Written exercise A — In the forum post about Homer, what is the one thing that makes him brave?
Written exercise B — Sum up the forum post about Homer in two sentences.
Written exercise C — Pick up the forum post about Homer after its last sentence and keep writing.

Excerpt —
:::

# What I learn from my tort, Homer.



## Homerist (Jan 1, 2011)

Hi people, 

I have a Star juvenile, for coming a year. he is rather on the shy side so I normally see him asleep most of the time.
There were days where he was more active and adventurous, exploring his home and his surrounding but for most part he hides his head when I stand up or my hand comes too close.

But there is one thing that will make him a brave soul, FOOD!
When he has his sight on the mazuri, greens, cactus plant, etc. he will march towards them without fear. He's driven, single-mindedness, relentless, determine and no manners! ahaha.

This observation this morning enlighten me on something. Which is when we have our goal(s) clearly in sight(mind), we are unstoppable.

:::

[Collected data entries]

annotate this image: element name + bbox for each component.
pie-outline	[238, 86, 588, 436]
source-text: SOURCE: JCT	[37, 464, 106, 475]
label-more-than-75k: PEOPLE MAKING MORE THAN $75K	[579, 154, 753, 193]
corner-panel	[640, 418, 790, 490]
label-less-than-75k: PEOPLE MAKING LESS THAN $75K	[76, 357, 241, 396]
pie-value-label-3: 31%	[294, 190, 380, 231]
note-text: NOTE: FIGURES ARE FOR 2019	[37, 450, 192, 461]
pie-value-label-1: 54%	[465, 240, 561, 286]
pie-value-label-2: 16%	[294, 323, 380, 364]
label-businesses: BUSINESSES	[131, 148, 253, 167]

:::

Exercise result A — Food makes Homer brave.

Exercise result B — Homer, a young Star tortoise, is shy: he is usually asleep and hides his head when his owner stands up or reaches too close. When he spots food such as mazuri, greens or cactus, he marches toward it without fear, which showed the writer that with a goal clearly in sight we are unstoppable.

Exercise result C —
So on the second day of the new year, I wish everyone here in tortoiseforum and their love ones, a driven and determine year. Do the best towards your dreams and goals.

=)


----------



## onarock (Jan 1, 2011)

Here, here, cheers!
what kind of star?


----------



## scuseme (Jan 1, 2011)

Ha! Appropriate analogy. Thanks for the insight and the well wishes.


----------



## Homerist (Jan 2, 2011)

onarock said:


> Here, here, cheers!
> what kind of star?



Hi onarock,

mine's an indian star


----------



## turtletania (Jan 2, 2011)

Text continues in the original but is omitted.